# Work required:
Look through the lines below and extract any with the word "Virnsberg".

-- start Record extracts --

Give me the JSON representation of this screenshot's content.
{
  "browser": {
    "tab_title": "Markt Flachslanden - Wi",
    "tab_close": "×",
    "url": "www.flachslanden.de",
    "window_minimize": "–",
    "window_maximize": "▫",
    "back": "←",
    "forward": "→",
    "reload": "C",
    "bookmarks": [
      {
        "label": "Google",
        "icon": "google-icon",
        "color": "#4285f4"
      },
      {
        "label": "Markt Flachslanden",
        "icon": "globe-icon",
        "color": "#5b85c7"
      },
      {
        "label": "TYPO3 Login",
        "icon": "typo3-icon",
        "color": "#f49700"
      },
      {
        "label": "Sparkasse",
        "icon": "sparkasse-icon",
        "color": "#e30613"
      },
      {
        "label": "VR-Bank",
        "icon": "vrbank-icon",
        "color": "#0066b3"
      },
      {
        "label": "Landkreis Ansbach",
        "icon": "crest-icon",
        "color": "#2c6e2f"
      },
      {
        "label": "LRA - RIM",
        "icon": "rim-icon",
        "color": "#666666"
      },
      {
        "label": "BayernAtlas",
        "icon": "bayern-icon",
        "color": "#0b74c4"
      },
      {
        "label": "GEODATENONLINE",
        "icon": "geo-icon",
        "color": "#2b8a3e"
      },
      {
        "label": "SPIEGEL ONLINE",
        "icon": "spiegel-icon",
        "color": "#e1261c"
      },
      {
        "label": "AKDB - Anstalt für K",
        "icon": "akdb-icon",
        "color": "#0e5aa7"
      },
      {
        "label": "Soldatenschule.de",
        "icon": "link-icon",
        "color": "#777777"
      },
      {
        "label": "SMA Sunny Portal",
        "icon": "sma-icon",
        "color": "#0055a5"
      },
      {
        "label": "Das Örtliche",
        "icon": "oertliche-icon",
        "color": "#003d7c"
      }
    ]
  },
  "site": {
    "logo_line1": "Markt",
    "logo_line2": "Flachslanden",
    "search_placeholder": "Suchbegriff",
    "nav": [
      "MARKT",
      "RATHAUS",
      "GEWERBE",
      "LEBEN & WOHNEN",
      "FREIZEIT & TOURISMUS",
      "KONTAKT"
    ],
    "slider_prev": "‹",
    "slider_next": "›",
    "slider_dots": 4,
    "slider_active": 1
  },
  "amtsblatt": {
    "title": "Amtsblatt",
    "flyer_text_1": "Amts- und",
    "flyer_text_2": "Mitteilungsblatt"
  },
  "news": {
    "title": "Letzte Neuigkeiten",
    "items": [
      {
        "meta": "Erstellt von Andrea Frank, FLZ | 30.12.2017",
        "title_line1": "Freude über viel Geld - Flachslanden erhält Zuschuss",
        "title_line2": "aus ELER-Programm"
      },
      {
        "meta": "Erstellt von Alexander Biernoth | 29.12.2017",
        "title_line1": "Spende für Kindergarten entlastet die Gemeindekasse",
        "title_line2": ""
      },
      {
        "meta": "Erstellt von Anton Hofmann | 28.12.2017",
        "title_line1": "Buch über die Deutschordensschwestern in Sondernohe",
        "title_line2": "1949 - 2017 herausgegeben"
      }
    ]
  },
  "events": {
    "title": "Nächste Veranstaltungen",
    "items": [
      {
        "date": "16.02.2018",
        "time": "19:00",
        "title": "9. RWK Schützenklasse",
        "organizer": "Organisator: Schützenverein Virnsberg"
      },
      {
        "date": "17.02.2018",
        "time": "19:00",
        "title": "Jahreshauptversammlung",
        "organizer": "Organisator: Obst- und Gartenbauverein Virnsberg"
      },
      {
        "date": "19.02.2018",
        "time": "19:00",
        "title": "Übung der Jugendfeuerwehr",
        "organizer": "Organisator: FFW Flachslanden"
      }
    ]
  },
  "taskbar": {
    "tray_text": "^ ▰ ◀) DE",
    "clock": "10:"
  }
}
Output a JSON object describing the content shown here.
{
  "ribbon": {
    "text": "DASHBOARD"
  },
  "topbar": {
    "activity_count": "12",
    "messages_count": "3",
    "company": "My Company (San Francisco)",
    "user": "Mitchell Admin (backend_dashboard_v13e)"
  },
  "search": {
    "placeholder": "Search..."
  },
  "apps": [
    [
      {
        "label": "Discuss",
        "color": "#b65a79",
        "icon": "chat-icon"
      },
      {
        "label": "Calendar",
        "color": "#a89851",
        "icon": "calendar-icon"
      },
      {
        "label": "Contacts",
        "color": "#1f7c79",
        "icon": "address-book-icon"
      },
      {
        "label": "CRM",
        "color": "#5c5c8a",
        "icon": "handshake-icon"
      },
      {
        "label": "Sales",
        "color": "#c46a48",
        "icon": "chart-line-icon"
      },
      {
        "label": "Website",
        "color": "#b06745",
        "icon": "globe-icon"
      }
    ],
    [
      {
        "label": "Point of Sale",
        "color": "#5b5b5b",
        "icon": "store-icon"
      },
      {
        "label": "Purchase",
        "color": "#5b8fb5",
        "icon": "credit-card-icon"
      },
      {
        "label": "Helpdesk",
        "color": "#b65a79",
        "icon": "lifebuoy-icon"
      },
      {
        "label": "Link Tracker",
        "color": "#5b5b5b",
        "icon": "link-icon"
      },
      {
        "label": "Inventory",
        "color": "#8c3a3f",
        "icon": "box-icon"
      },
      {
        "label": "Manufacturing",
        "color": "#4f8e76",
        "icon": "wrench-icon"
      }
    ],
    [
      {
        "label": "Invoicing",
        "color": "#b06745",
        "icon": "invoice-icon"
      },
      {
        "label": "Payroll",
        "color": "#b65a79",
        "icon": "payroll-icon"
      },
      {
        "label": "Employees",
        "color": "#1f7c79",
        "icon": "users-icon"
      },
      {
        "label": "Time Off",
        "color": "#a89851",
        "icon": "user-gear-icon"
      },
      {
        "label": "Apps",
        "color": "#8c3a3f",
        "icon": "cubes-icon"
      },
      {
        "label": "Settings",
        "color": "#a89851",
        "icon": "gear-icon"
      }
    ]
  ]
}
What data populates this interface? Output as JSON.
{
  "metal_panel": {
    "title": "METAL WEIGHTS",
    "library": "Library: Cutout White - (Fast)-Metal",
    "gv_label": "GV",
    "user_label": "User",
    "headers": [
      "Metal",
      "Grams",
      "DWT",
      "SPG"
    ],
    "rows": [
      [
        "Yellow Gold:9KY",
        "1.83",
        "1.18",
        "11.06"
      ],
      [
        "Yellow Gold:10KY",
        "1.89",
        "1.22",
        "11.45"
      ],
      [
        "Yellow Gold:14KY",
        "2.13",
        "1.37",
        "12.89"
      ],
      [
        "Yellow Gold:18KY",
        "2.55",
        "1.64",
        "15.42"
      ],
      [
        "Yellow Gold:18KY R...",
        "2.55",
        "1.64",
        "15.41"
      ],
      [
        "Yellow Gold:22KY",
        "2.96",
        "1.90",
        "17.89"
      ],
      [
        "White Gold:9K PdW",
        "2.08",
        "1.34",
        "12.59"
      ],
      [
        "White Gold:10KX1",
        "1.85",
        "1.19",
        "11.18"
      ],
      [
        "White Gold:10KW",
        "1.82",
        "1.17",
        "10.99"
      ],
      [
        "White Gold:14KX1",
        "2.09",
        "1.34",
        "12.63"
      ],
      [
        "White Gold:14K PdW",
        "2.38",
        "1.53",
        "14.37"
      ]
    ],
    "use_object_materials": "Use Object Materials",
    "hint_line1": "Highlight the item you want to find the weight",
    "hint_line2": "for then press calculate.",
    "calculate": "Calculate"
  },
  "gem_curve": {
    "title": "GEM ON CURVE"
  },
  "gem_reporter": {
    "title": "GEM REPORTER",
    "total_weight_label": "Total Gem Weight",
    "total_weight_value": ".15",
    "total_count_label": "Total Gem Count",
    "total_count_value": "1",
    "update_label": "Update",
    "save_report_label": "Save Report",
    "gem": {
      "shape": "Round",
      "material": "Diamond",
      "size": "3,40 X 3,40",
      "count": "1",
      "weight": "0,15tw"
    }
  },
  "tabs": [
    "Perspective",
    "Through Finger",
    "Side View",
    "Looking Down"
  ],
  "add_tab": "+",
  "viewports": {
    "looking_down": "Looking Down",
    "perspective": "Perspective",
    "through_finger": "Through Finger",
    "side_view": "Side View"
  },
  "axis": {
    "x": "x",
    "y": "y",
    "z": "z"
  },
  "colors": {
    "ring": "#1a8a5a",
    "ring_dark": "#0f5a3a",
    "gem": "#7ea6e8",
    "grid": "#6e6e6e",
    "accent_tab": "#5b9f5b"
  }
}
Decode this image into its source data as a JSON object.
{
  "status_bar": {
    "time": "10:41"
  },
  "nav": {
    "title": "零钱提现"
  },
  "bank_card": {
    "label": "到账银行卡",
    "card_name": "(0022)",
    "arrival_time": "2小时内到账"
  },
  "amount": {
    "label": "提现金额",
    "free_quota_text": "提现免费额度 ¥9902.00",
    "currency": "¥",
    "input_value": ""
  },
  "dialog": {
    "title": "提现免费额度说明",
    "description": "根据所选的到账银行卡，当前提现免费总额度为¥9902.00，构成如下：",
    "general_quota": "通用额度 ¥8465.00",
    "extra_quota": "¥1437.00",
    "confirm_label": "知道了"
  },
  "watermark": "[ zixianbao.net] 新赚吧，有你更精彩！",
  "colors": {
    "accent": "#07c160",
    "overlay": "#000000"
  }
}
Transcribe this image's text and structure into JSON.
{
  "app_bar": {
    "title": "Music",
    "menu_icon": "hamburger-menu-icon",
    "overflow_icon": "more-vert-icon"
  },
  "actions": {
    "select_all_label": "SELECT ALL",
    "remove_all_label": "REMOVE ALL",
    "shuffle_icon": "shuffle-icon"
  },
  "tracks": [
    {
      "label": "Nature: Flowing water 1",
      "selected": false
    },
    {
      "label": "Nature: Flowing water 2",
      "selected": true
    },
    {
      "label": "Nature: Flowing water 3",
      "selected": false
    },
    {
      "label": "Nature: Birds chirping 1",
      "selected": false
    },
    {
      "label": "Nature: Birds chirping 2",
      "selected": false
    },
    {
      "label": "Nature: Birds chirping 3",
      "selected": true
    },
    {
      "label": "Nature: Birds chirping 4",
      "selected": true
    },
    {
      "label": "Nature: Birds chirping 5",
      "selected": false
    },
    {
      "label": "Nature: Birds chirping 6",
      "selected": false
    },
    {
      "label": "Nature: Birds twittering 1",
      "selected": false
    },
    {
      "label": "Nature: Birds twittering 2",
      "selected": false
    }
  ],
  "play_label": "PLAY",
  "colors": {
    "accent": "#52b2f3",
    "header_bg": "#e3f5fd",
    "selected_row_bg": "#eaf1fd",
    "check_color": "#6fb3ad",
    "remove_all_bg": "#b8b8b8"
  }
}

-- end Record extracts --

# Written reply:
        "organizer": "Organisator: Schützenverein Virnsberg"
        "organizer": "Organisator: Obst- und Gartenbauverein Virnsberg"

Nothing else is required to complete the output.